- _Exercise details_: Scan the lines below for the string "document" and copy every one that has it.
****************
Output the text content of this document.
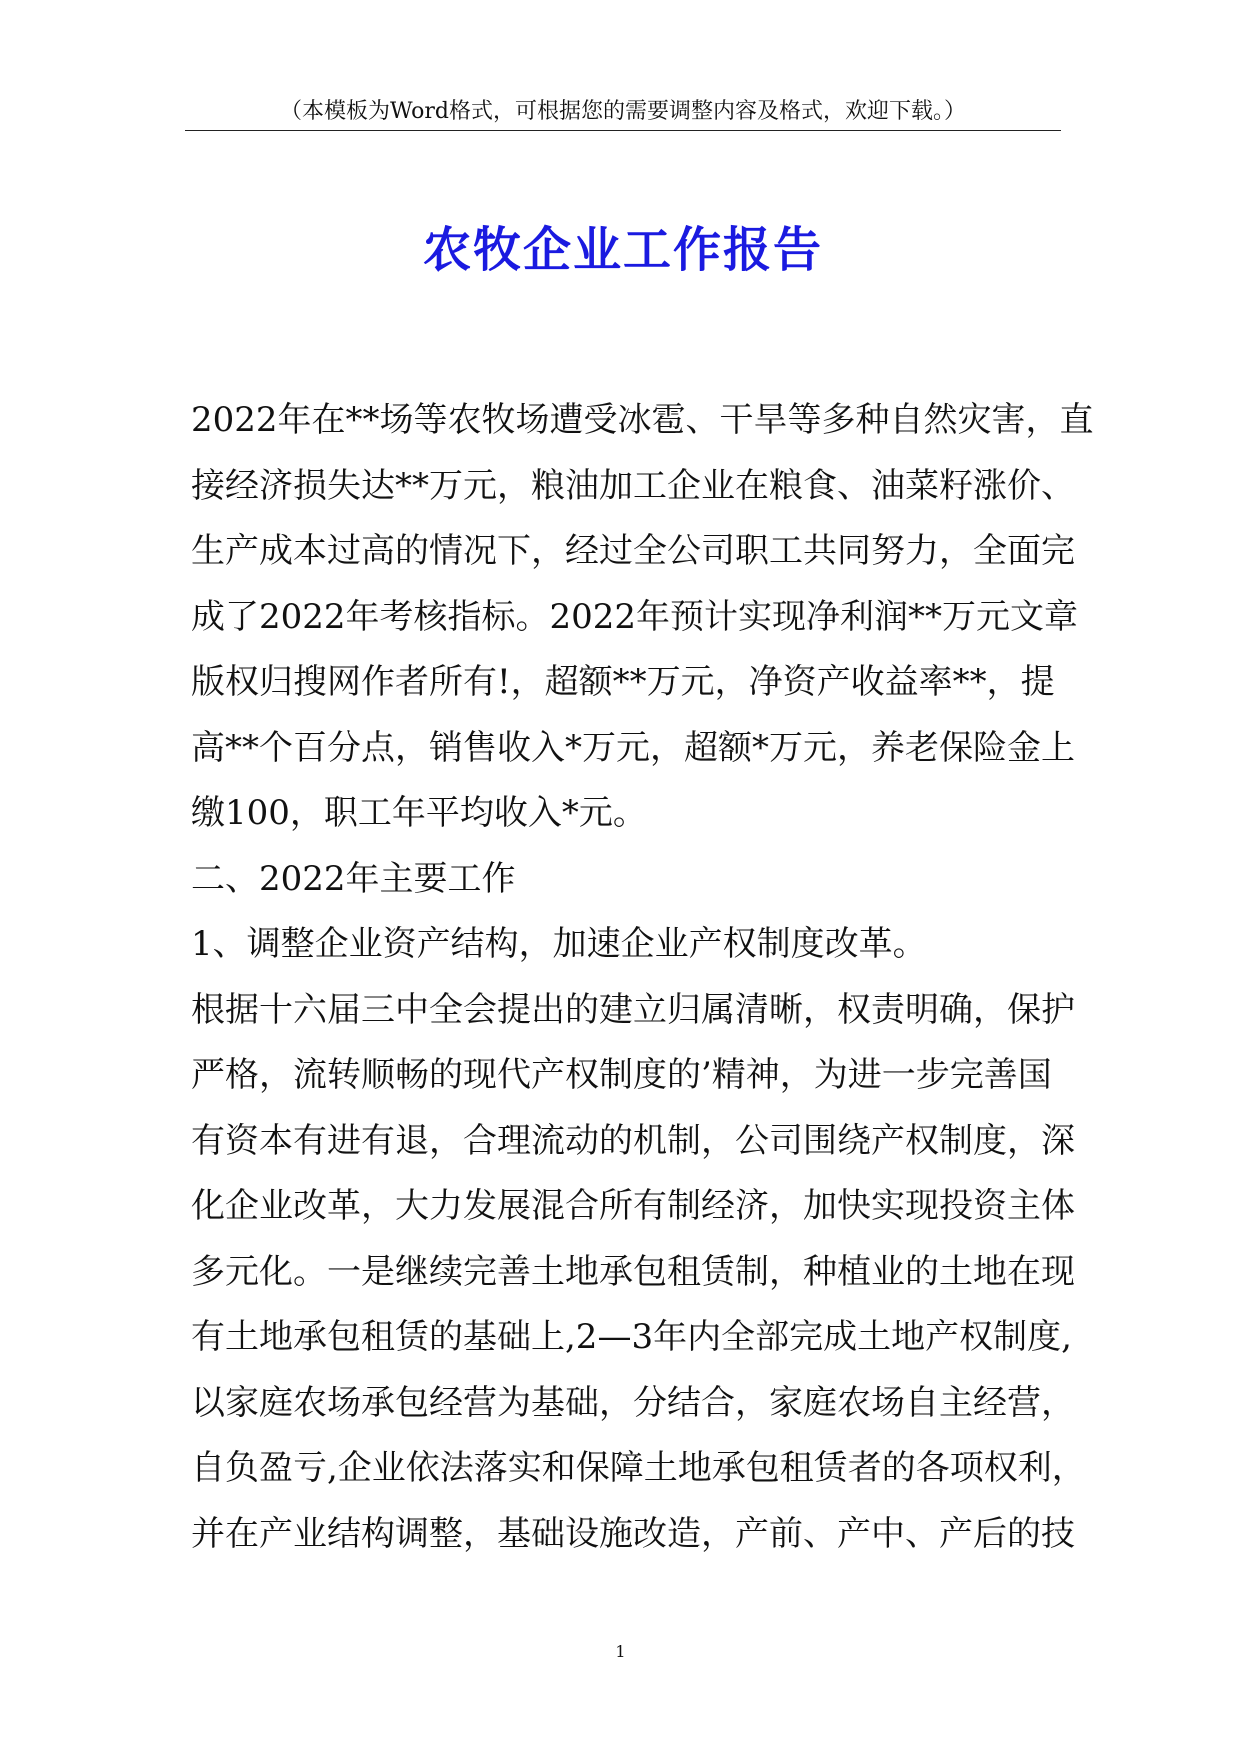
（本模板为Word格式，可根据您的需要调整内容及格式，欢迎下载。）
农牧企业工作报告
2022年在**场等农牧场遭受冰雹、干旱等多种自然灾害，直
接经济损失达**万元，粮油加工企业在粮食、油菜籽涨价、
生产成本过高的情况下，经过全公司职工共同努力，全面完
成了2022年考核指标。2022年预计实现净利润**万元文章
版权归搜网作者所有!，超额**万元，净资产收益率**，提
高**个百分点，销售收入*万元，超额*万元，养老保险金上
缴100，职工年平均收入*元。
二、2022年主要工作
1、调整企业资产结构，加速企业产权制度改革。
根据十六届三中全会提出的建立归属清晰，权责明确，保护
严格，流转顺畅的现代产权制度的’精神，为进一步完善国
有资本有进有退，合理流动的机制，公司围绕产权制度，深
化企业改革，大力发展混合所有制经济，加快实现投资主体
多元化。一是继续完善土地承包租赁制，种植业的土地在现
有土地承包租赁的基础上,2—3年内全部完成土地产权制度,
以家庭农场承包经营为基础，分结合，家庭农场自主经营，
自负盈亏,企业依法落实和保障土地承包租赁者的各项权利，
并在产业结构调整，基础设施改造，产前、产中、产后的技
1
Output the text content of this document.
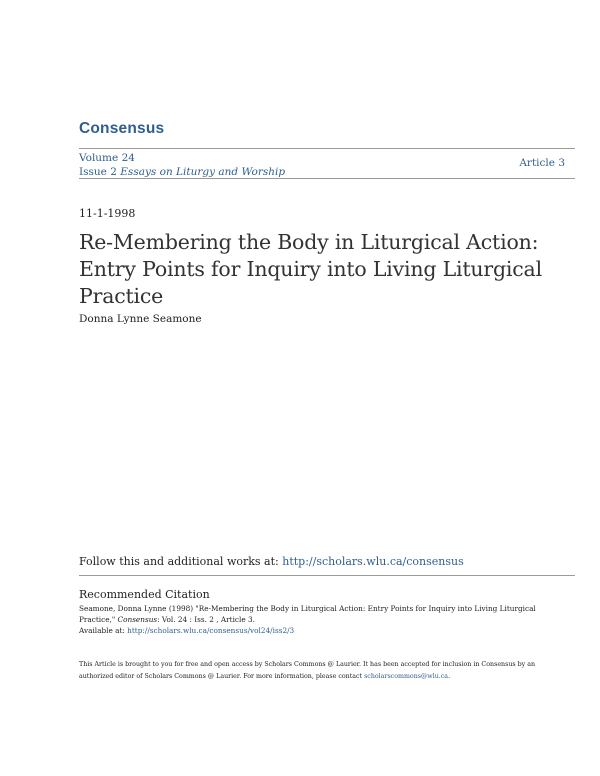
Consensus
Volume 24
Issue 2 Essays on Liturgy and Worship
Article 3
11-1-1998
Re-Membering the Body in Liturgical Action: Entry Points for Inquiry into Living Liturgical Practice
Donna Lynne Seamone
Follow this and additional works at: http://scholars.wlu.ca/consensus
Recommended Citation
Seamone, Donna Lynne (1998) "Re-Membering the Body in Liturgical Action: Entry Points for Inquiry into Living Liturgical Practice," Consensus: Vol. 24 : Iss. 2 , Article 3.
Available at: http://scholars.wlu.ca/consensus/vol24/iss2/3
This Article is brought to you for free and open access by Scholars Commons @ Laurier. It has been accepted for inclusion in Consensus by an authorized editor of Scholars Commons @ Laurier. For more information, please contact scholarscommons@wlu.ca.
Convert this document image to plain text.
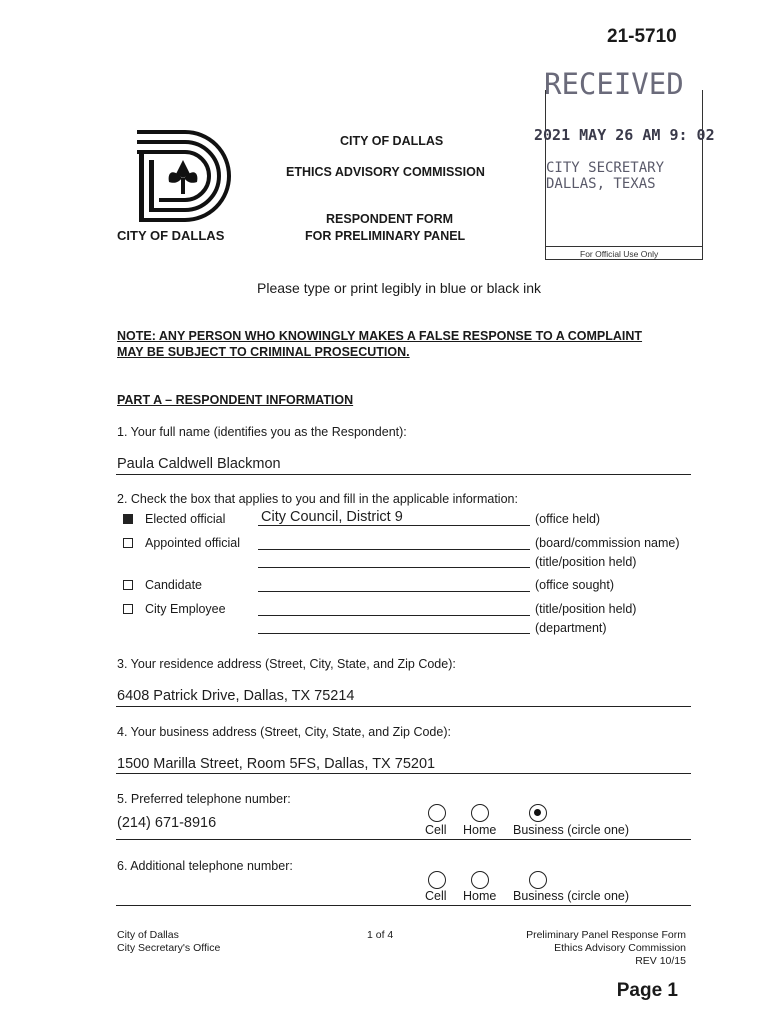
21-5710
CITY OF DALLAS
CITY OF DALLAS
ETHICS ADVISORY COMMISSION
RESPONDENT FORM
FOR PRELIMINARY PANEL
RECEIVED
2021 MAY 26 AM 9: 02
CITY SECRETARY
DALLAS, TEXAS
For Official Use Only
Please type or print legibly in blue or black ink
NOTE: ANY PERSON WHO KNOWINGLY MAKES A FALSE RESPONSE TO A COMPLAINT
MAY BE SUBJECT TO CRIMINAL PROSECUTION.
PART A – RESPONDENT INFORMATION
1. Your full name (identifies you as the Respondent):
Paula Caldwell Blackmon
2. Check the box that applies to you and fill in the applicable information:
Elected official City Council, District 9	(office held)
Appointed official	(board/commission name)
(title/position held)
Candidate	(office sought)
City Employee	(title/position held)
(department)
3. Your residence address (Street, City, State, and Zip Code):
6408 Patrick Drive, Dallas, TX 75214
4. Your business address (Street, City, State, and Zip Code):
1500 Marilla Street, Room 5FS, Dallas, TX 75201
5. Preferred telephone number:
(214) 671-8916	Cell Home Business (circle one)
6. Additional telephone number:
Cell Home Business (circle one)
City of Dallas
City Secretary's Office
1 of 4	Preliminary Panel Response Form
Ethics Advisory Commission
REV 10/15
Page 1
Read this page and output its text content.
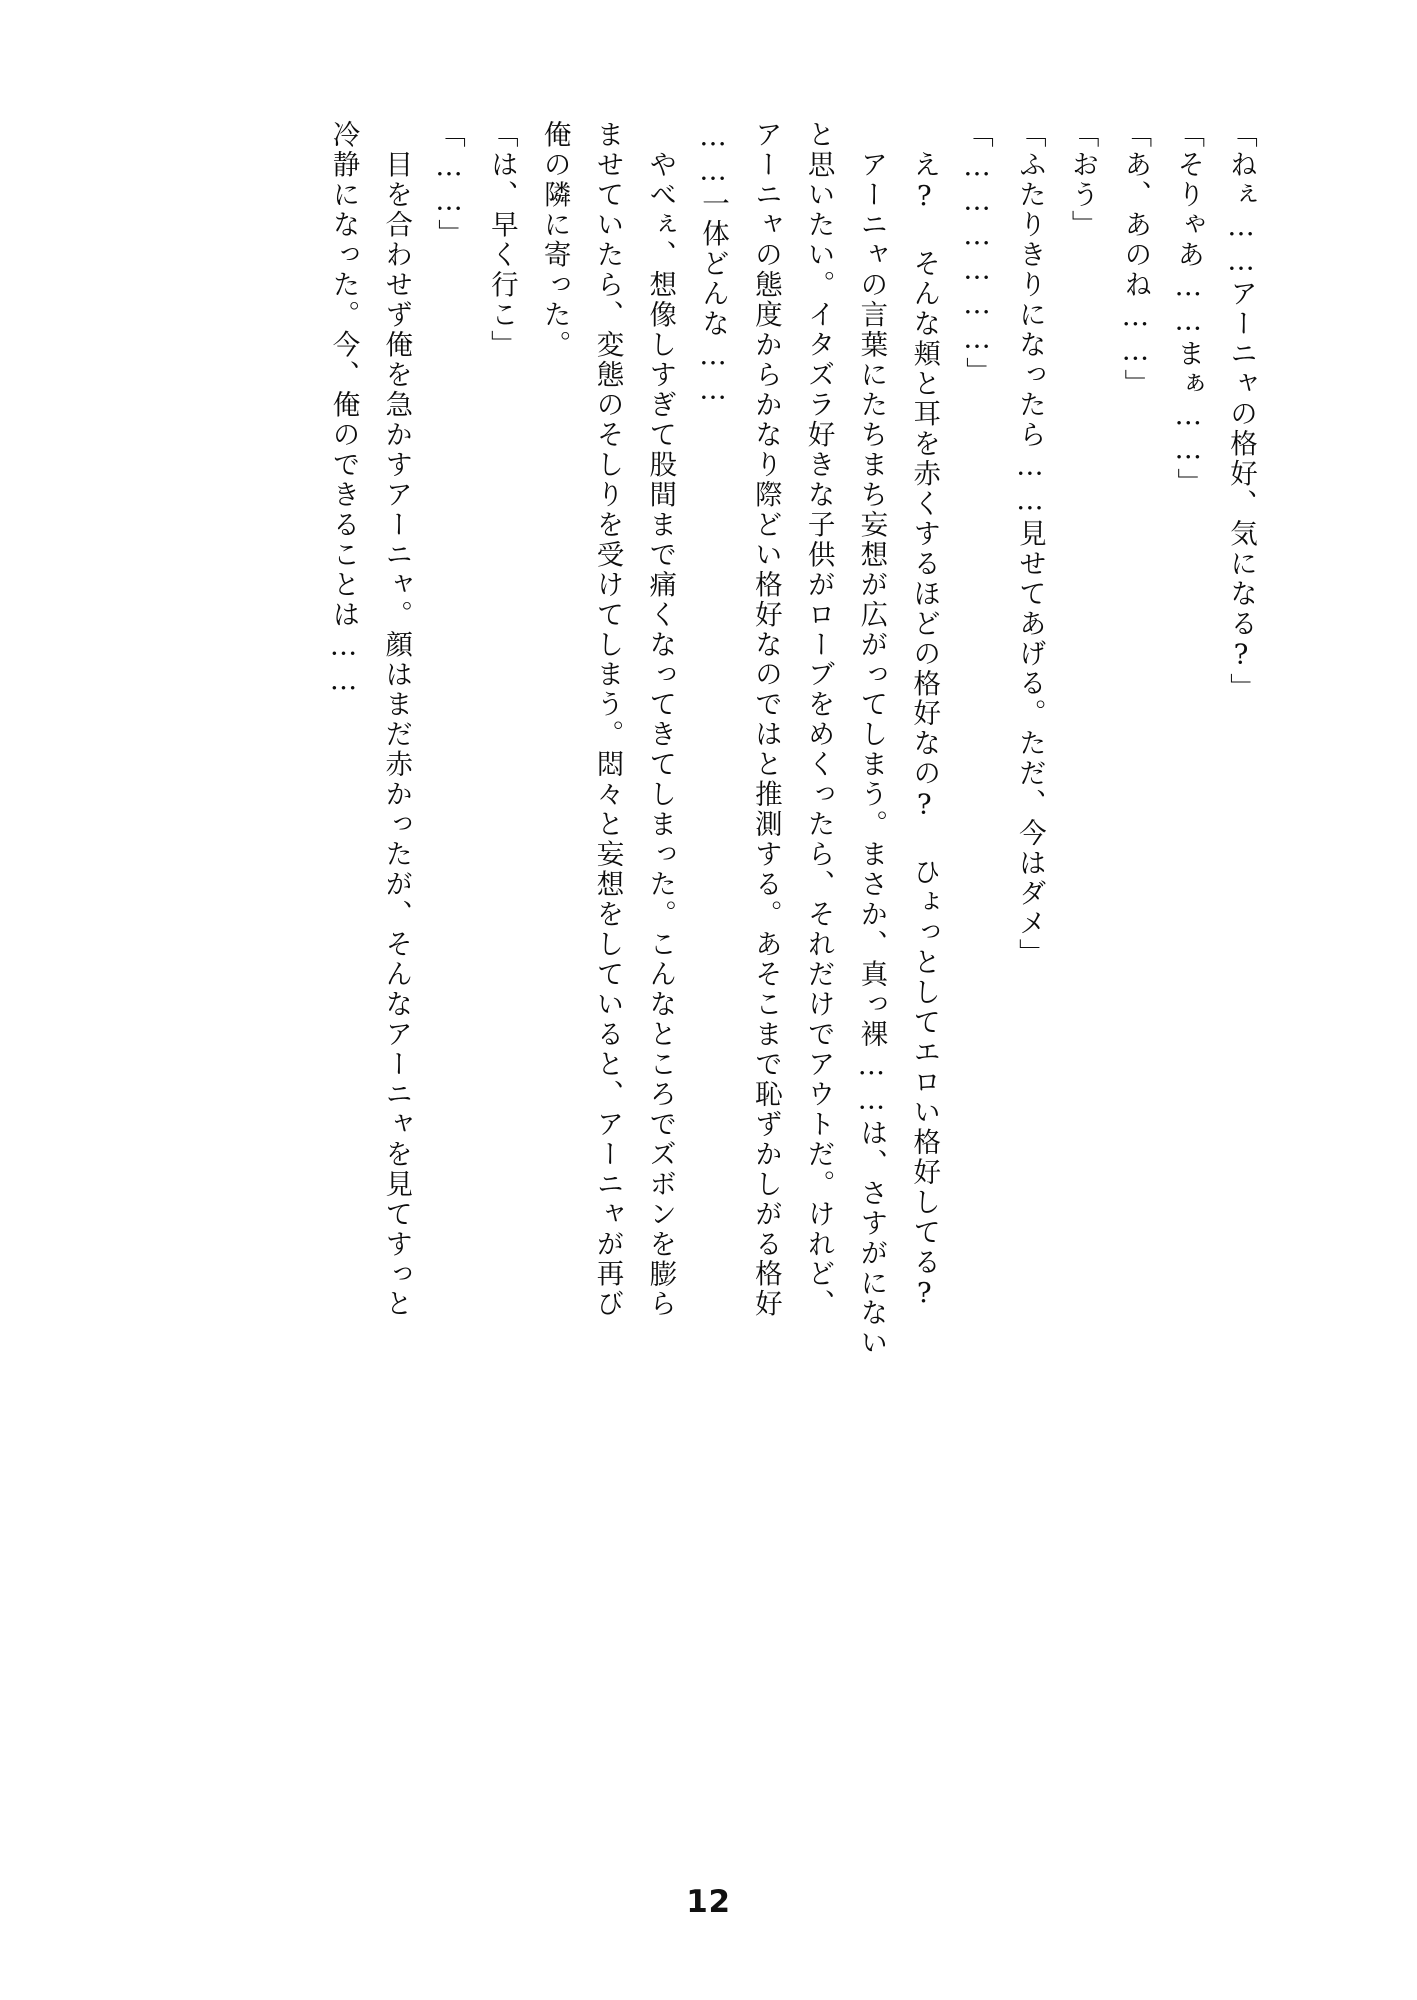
「ねぇ……アーニャの格好、気になる?」
「そりゃあ……まぁ……」
「あ、あのね……」
「おう」
「ふたりきりになったら……見せてあげる。ただ、今はダメ」
「………………」
え? そんな頬と耳を赤くするほどの格好なの? ひょっとしてエロい格好してる?
アーニャの言葉にたちまち妄想が広がってしまう。まさか、真っ裸……は、さすがにない
と思いたい。イタズラ好きな子供がローブをめくったら、それだけでアウトだ。けれど、
アーニャの態度からかなり際どい格好なのではと推測する。あそこまで恥ずかしがる格好
……一体どんな……
やべぇ、想像しすぎて股間まで痛くなってきてしまった。こんなところでズボンを膨ら
ませていたら、変態のそしりを受けてしまう。悶々と妄想をしていると、アーニャが再び
俺の隣に寄った。
「は、早く行こ」
「……」
目を合わせず俺を急かすアーニャ。顔はまだ赤かったが、そんなアーニャを見てすっと
冷静になった。今、俺のできることは……
12
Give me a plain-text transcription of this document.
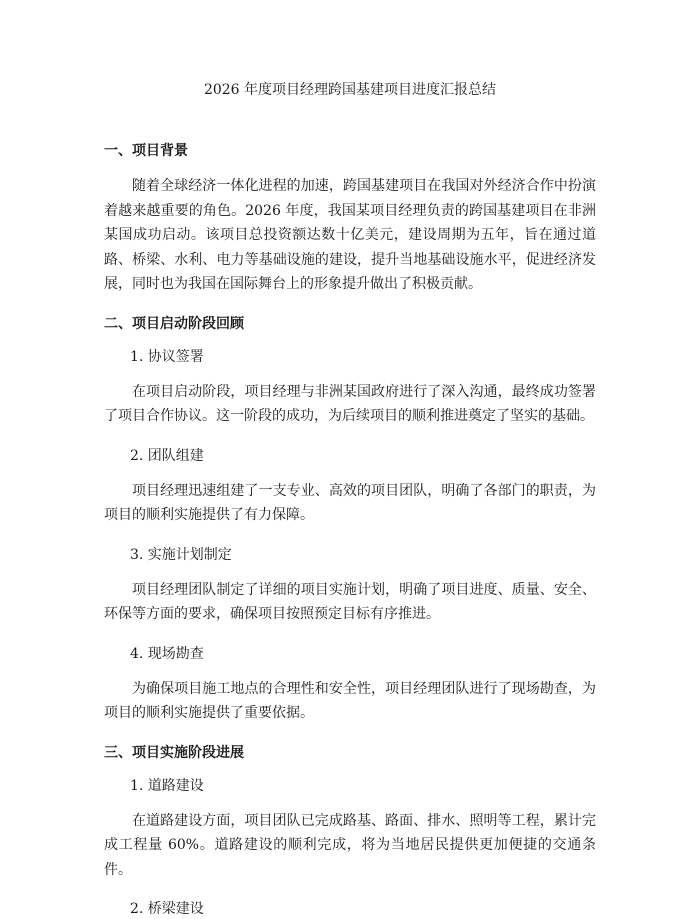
2026 年度项目经理跨国基建项目进度汇报总结
一、项目背景

随着全球经济一体化进程的加速，跨国基建项目在我国对外经济合作中扮演着越来越重要的角色。2026 年度，我国某项目经理负责的跨国基建项目在非洲某国成功启动。该项目总投资额达数十亿美元，建设周期为五年，旨在通过道路、桥梁、水利、电力等基础设施的建设，提升当地基础设施水平，促进经济发展，同时也为我国在国际舞台上的形象提升做出了积极贡献。

二、项目启动阶段回顾
1. 协议签署

在项目启动阶段，项目经理与非洲某国政府进行了深入沟通，最终成功签署了项目合作协议。这一阶段的成功，为后续项目的顺利推进奠定了坚实的基础。

2. 团队组建

项目经理迅速组建了一支专业、高效的项目团队，明确了各部门的职责，为项目的顺利实施提供了有力保障。

3. 实施计划制定

项目经理团队制定了详细的项目实施计划，明确了项目进度、质量、安全、环保等方面的要求，确保项目按照预定目标有序推进。

4. 现场勘查

为确保项目施工地点的合理性和安全性，项目经理团队进行了现场勘查，为项目的顺利实施提供了重要依据。

三、项目实施阶段进展
1. 道路建设

在道路建设方面，项目团队已完成路基、路面、排水、照明等工程，累计完成工程量 60%。道路建设的顺利完成，将为当地居民提供更加便捷的交通条件。

2. 桥梁建设
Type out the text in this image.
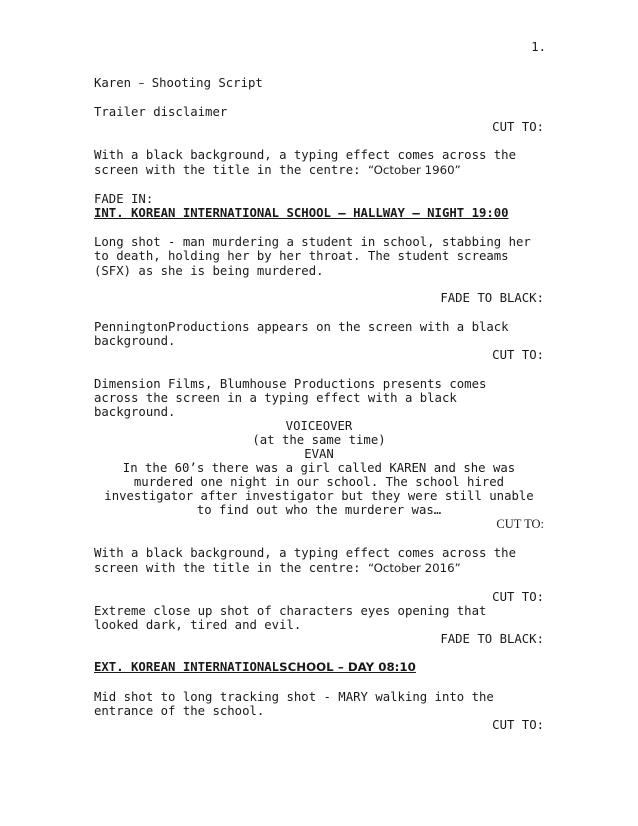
1.
Karen – Shooting Script
Trailer disclaimer
CUT TO:
With a black background, a typing effect comes across the
screen with the title in the centre: “October 1960”
FADE IN:
INT. KOREAN INTERNATIONAL SCHOOL – HALLWAY – NIGHT 19:00
Long shot - man murdering a student in school, stabbing her
to death, holding her by her throat. The student screams
(SFX) as she is being murdered.
FADE TO BLACK:
PenningtonProductions appears on the screen with a black
background.
CUT TO:
Dimension Films, Blumhouse Productions presents comes
across the screen in a typing effect with a black
background.
VOICEOVER
(at the same time)
EVAN
In the 60’s there was a girl called KAREN and she was
murdered one night in our school. The school hired
investigator after investigator but they were still unable
to find out who the murderer was…
CUT TO:
With a black background, a typing effect comes across the
screen with the title in the centre: “October 2016”
CUT TO:
Extreme close up shot of characters eyes opening that
looked dark, tired and evil.
FADE TO BLACK:
EXT. KOREAN INTERNATIONALSCHOOL – DAY 08:10
Mid shot to long tracking shot - MARY walking into the
entrance of the school.
CUT TO:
****************
- _Complete output_:
Output the text content of this document.
Output the text content of this document.
Convert this document image to plain text.
Give me a plain-text transcription of this document.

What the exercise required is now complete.